## Problems and tasks
#1 In the cost allocation walkthrough, list each detail that the Step 4 paragraph says the new ALLOC-0001 appears with in the Runs → Allocations list.
#2 Pick up the cost allocation walkthrough after its final sentence and carry it further.

The two are linked via allocation_runs.transaction_id. The journal entry shows up in standard ledger reports; the allocation_run shows up under Runs → Allocations with extra context (the rule, the source plugin, who triggered it).

Step 4: Verify in the dashboard — list view

Navigate to Runs → Allocations. The new ALLOC-0001 appears with its run number, period, type (Cost Allocation), status Posted, line count, total amount, and a clickable target column linking to the underlying journal entry.

Allocations list showing ALLOC-0001 — Hala, 07/05/2026, period 2025-12, Cost Allocation, Posted, 4 lines, €2,400, target CAL000001

The list groups allocation runs separately from regular journal entries. This makes it easy to see all allocations posted in a given period (typically end-of-month) without combing through the full GL.

Step 5: Inspect the allocation detail

Click the run to see all 4 lines side-by-side: 1 source (CR), 3 targets (DR), totals balanced.

Allocation run detail for ALLOC-0001 — source line 6960 CR €2,400, three target lines 6960 DR €800 each with department dimension tags ENG, MKT, GA. Lines tab showing balanced totals

Each target line carries the department dimension value as a tagged column — that's what makes management reports filterable. When the CFO opens the P&L by department, the €800 Software cost shows on Engineering, the €800 on Marketing, and the €800 on G&A, instead of a single €2,400 line on a shared "Operations" cost center.

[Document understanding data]
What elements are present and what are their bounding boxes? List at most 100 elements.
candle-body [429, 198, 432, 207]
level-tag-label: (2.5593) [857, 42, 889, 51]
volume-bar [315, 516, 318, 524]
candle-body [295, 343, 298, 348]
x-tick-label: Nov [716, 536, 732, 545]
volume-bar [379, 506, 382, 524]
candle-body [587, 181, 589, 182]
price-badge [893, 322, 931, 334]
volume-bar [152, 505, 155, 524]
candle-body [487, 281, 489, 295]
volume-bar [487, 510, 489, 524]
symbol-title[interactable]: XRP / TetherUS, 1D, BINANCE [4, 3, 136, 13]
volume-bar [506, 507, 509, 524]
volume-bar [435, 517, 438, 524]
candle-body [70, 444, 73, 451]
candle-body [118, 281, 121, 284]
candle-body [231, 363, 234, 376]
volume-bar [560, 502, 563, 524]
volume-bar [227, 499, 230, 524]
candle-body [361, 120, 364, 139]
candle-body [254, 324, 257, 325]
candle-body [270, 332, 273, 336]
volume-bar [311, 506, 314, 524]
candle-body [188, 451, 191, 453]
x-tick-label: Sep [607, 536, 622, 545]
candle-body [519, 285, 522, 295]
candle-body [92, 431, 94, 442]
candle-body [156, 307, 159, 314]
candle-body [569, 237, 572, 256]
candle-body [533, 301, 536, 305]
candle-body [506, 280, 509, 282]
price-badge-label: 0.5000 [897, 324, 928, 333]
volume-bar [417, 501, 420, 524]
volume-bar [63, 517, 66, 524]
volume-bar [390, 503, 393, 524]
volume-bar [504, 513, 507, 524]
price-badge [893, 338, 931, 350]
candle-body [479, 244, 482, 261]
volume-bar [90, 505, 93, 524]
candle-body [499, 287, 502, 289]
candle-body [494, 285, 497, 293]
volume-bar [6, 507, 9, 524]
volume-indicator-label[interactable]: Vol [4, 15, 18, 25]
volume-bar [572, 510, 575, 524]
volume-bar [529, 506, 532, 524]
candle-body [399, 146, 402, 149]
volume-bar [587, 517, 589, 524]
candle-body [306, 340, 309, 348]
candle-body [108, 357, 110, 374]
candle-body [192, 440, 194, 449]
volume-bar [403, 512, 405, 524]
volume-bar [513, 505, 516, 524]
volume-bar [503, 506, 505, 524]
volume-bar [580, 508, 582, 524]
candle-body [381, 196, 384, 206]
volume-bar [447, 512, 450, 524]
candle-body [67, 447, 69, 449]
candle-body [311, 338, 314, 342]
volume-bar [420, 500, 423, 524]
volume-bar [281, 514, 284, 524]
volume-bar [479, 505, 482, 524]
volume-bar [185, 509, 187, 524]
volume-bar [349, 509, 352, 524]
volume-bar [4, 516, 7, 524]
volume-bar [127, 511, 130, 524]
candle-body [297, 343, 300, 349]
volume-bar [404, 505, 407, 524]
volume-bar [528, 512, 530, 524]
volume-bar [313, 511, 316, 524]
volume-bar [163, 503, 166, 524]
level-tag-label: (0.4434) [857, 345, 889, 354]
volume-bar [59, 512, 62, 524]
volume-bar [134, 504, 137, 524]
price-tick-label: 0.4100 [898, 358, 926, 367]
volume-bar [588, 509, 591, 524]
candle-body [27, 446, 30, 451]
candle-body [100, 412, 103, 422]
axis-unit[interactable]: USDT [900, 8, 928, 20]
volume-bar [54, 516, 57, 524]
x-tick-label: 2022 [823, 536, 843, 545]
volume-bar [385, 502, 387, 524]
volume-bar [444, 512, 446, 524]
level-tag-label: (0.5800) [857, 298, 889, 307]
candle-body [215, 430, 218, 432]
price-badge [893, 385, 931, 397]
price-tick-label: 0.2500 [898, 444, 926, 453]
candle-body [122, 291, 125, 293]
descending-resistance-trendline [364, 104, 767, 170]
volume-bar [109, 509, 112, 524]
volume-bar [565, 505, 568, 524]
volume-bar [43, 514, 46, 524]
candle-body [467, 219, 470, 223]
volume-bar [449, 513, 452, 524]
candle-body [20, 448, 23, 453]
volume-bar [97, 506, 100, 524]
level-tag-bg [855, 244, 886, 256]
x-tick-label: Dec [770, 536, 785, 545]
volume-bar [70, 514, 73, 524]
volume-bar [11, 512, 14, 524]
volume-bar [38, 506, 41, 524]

## Answers to the exercises
#1
- Run number
- Period
- Type (Cost Allocation)
- Status (Posted)
- Line count
- Total amount
- Clickable target column linking to the underlying journal entry

#2
The Activity panel on the right shows the run's lifecycle: created → calculated → approved → posted to GL. Each transition is timestamped.

Step 6: The underlying journal entry

Click the linked transaction to see the actual GL posting. This is the journal entry that lands in your trial balance and on every report — the allocation_run is the metadata; this JE is the accounting reality.

CAL000001 transaction detail — COST ALLOCATION type, posted, €2,400 total, 4 lines split across 6960 with department dimensions, posted to GL by Andrew Rudchuk

Notice the warning chip: "LINE SUM €4,800.00 ≠ HEADER" — that's the dashboard noticing the line totals (1 source DR + 3 targets DR + 1 source CR + 3 targets CR = €9,600 of activity / 2 sides = €4,800 absolute) appear to disagree with the header amount (€2,400). This is by design for allocation entries — the header amount represents the net allocated cost, not the gross movement. Worth knowing the chip exists so you don't chase it as a bug.


When to allocate standalone vs document-linked

Standalone — best for periodic, predictable splits. Monthly rent, quarterly software, annual insurance. The source is a known account balance, the rule is a known split (equal, headcount-weighted, revenue-weighted, or custom %).

Document-linked — best when a specific bill or invoice has a known consumption pattern that doesn't match the company-wide split. The Anthropic bill is 70% Engineering this month because of a specific R&D project; the Acme audit fee is 100% G&A; the customer rebate from Bolt is 100% the consulting line of business.

Both flows produce the same kind of allocation_run, so reports treat them identically. The choice is just about which input feels more natural for the cost in question.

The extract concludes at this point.